[Stored items]
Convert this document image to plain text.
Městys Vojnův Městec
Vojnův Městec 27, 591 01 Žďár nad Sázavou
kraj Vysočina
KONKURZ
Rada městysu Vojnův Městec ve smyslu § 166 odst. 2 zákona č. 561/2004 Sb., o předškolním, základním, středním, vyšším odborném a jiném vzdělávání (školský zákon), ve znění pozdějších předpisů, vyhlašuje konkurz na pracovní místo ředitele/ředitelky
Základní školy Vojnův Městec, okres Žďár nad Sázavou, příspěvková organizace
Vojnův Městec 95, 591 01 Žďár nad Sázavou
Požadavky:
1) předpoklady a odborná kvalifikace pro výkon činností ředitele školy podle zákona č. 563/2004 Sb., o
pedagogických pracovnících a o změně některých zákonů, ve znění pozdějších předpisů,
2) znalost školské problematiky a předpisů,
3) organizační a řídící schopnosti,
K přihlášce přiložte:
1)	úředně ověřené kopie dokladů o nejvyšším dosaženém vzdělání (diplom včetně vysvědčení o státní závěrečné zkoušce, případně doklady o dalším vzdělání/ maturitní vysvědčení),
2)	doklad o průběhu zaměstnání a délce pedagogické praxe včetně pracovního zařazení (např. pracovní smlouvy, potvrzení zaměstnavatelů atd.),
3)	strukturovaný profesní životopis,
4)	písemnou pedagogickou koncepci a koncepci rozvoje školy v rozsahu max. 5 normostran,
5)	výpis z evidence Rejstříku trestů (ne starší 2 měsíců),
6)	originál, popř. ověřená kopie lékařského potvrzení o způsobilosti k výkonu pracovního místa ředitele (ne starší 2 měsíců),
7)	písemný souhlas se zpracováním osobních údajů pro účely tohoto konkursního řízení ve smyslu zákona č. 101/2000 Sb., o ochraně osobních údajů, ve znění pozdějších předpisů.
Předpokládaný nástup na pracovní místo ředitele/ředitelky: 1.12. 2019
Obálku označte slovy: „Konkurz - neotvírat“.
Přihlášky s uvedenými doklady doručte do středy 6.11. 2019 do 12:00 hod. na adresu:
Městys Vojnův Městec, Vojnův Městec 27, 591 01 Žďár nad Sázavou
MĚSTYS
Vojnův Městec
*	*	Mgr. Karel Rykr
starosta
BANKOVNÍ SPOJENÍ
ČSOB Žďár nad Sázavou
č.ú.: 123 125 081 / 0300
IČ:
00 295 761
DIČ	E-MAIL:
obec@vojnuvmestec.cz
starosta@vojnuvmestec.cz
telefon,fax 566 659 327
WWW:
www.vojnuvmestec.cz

[Request] Repeat the material above in full, quoting it exactly.

[Final answer]
Convert this document image to plain text.
Městys Vojnův Městec
Vojnův Městec 27, 591 01 Žďár nad Sázavou
kraj Vysočina
KONKURZ
Rada městysu Vojnův Městec ve smyslu § 166 odst. 2 zákona č. 561/2004 Sb., o předškolním, základním, středním, vyšším odborném a jiném vzdělávání (školský zákon), ve znění pozdějších předpisů, vyhlašuje konkurz na pracovní místo ředitele/ředitelky
Základní školy Vojnův Městec, okres Žďár nad Sázavou, příspěvková organizace
Vojnův Městec 95, 591 01 Žďár nad Sázavou
Požadavky:
1) předpoklady a odborná kvalifikace pro výkon činností ředitele školy podle zákona č. 563/2004 Sb., o
pedagogických pracovnících a o změně některých zákonů, ve znění pozdějších předpisů,
2) znalost školské problematiky a předpisů,
3) organizační a řídící schopnosti,
K přihlášce přiložte:
1)	úředně ověřené kopie dokladů o nejvyšším dosaženém vzdělání (diplom včetně vysvědčení o státní závěrečné zkoušce, případně doklady o dalším vzdělání/ maturitní vysvědčení),
2)	doklad o průběhu zaměstnání a délce pedagogické praxe včetně pracovního zařazení (např. pracovní smlouvy, potvrzení zaměstnavatelů atd.),
3)	strukturovaný profesní životopis,
4)	písemnou pedagogickou koncepci a koncepci rozvoje školy v rozsahu max. 5 normostran,
5)	výpis z evidence Rejstříku trestů (ne starší 2 měsíců),
6)	originál, popř. ověřená kopie lékařského potvrzení o způsobilosti k výkonu pracovního místa ředitele (ne starší 2 měsíců),
7)	písemný souhlas se zpracováním osobních údajů pro účely tohoto konkursního řízení ve smyslu zákona č. 101/2000 Sb., o ochraně osobních údajů, ve znění pozdějších předpisů.
Předpokládaný nástup na pracovní místo ředitele/ředitelky: 1.12. 2019
Obálku označte slovy: „Konkurz - neotvírat“.
Přihlášky s uvedenými doklady doručte do středy 6.11. 2019 do 12:00 hod. na adresu:
Městys Vojnův Městec, Vojnův Městec 27, 591 01 Žďár nad Sázavou
MĚSTYS
Vojnův Městec
*	*	Mgr. Karel Rykr
starosta
BANKOVNÍ SPOJENÍ
ČSOB Žďár nad Sázavou
č.ú.: 123 125 081 / 0300
IČ:
00 295 761
DIČ	E-MAIL:
obec@vojnuvmestec.cz
starosta@vojnuvmestec.cz
telefon,fax 566 659 327
WWW:
www.vojnuvmestec.cz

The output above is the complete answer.